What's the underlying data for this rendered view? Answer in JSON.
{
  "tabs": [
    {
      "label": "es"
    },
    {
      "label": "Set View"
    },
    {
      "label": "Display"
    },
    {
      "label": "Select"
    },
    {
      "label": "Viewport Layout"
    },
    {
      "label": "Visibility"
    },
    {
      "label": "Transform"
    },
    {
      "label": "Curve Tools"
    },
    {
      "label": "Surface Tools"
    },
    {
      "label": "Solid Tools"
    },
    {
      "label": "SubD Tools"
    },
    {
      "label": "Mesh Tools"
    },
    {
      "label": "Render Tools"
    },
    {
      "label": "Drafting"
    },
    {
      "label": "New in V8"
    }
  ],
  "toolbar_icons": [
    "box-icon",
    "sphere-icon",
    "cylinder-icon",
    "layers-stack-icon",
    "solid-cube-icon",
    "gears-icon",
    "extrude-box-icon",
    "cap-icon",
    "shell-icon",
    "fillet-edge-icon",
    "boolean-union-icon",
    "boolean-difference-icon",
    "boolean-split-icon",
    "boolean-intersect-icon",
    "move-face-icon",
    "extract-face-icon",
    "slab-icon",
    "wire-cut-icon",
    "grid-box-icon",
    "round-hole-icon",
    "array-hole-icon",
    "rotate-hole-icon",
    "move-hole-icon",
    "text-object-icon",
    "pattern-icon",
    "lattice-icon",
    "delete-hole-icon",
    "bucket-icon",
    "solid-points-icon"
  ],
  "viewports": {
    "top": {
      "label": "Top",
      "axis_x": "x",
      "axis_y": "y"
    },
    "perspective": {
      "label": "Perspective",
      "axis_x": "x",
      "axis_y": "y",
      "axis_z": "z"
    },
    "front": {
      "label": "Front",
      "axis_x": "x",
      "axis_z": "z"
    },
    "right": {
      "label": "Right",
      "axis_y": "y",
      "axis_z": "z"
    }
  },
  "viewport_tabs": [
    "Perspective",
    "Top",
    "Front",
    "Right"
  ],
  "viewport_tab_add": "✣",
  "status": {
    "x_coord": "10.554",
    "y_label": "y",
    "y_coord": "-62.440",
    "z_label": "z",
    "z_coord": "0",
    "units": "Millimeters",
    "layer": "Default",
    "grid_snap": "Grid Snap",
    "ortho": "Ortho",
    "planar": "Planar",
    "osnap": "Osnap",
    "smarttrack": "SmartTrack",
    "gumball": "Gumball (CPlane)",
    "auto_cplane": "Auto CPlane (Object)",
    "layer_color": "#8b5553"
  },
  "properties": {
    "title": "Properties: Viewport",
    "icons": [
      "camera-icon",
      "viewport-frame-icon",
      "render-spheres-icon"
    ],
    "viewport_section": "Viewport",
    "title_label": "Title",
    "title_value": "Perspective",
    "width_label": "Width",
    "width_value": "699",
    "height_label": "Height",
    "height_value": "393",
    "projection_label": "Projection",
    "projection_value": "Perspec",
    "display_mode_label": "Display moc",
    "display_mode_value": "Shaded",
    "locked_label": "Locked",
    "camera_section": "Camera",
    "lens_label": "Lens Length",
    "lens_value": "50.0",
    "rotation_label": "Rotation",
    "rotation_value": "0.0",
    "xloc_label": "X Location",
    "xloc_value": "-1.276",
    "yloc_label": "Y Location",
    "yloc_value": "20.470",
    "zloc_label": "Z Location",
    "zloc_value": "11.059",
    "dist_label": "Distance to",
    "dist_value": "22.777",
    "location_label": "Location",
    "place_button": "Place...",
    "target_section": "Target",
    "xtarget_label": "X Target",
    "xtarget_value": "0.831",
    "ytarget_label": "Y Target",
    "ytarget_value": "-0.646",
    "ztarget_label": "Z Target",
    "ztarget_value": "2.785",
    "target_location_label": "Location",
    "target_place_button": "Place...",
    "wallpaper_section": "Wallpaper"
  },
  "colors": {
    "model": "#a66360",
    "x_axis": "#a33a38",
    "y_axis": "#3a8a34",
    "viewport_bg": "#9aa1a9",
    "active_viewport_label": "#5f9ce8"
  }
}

• • • • •

* **EXERCISE DIRECTIONS**: Scan the listing above and copy all lines containing the word "Tools".

* **TASK SOLUTION**:
      "label": "Curve Tools"
      "label": "Surface Tools"
      "label": "Solid Tools"
      "label": "SubD Tools"
      "label": "Mesh Tools"
      "label": "Render Tools"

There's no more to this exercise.